- Data excerpts:
:::

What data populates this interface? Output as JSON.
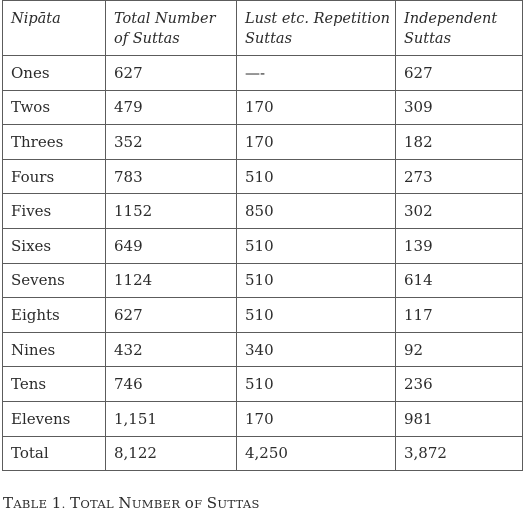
{
  "table": {
    "headers": [
      [
        "Nipāta"
      ],
      [
        "Total Number",
        "of Suttas"
      ],
      [
        "Lust etc. Repetition",
        "Suttas"
      ],
      [
        "Independent",
        "Suttas"
      ]
    ],
    "rows": [
      [
        "Ones",
        "627",
        "—-",
        "627"
      ],
      [
        "Twos",
        "479",
        "170",
        "309"
      ],
      [
        "Threes",
        "352",
        "170",
        "182"
      ],
      [
        "Fours",
        "783",
        "510",
        "273"
      ],
      [
        "Fives",
        "1152",
        "850",
        "302"
      ],
      [
        "Sixes",
        "649",
        "510",
        "139"
      ],
      [
        "Sevens",
        "1124",
        "510",
        "614"
      ],
      [
        "Eights",
        "627",
        "510",
        "117"
      ],
      [
        "Nines",
        "432",
        "340",
        "92"
      ],
      [
        "Tens",
        "746",
        "510",
        "236"
      ],
      [
        "Elevens",
        "1,151",
        "170",
        "981"
      ],
      [
        "Total",
        "8,122",
        "4,250",
        "3,872"
      ]
    ]
  },
  "caption": {
    "label": "Table 1.",
    "title": "Total Number of Suttas"
  }
}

:::

- What you are asked to do: The records shown above are to be repeated exactly, with the pictures left out.

- Answer in full:
What data populates this interface? Output as JSON.
{
  "table": {
    "headers": [
      [
        "Nipāta"
      ],
      [
        "Total Number",
        "of Suttas"
      ],
      [
        "Lust etc. Repetition",
        "Suttas"
      ],
      [
        "Independent",
        "Suttas"
      ]
    ],
    "rows": [
      [
        "Ones",
        "627",
        "—-",
        "627"
      ],
      [
        "Twos",
        "479",
        "170",
        "309"
      ],
      [
        "Threes",
        "352",
        "170",
        "182"
      ],
      [
        "Fours",
        "783",
        "510",
        "273"
      ],
      [
        "Fives",
        "1152",
        "850",
        "302"
      ],
      [
        "Sixes",
        "649",
        "510",
        "139"
      ],
      [
        "Sevens",
        "1124",
        "510",
        "614"
      ],
      [
        "Eights",
        "627",
        "510",
        "117"
      ],
      [
        "Nines",
        "432",
        "340",
        "92"
      ],
      [
        "Tens",
        "746",
        "510",
        "236"
      ],
      [
        "Elevens",
        "1,151",
        "170",
        "981"
      ],
      [
        "Total",
        "8,122",
        "4,250",
        "3,872"
      ]
    ]
  },
  "caption": {
    "label": "Table 1.",
    "title": "Total Number of Suttas"
  }
}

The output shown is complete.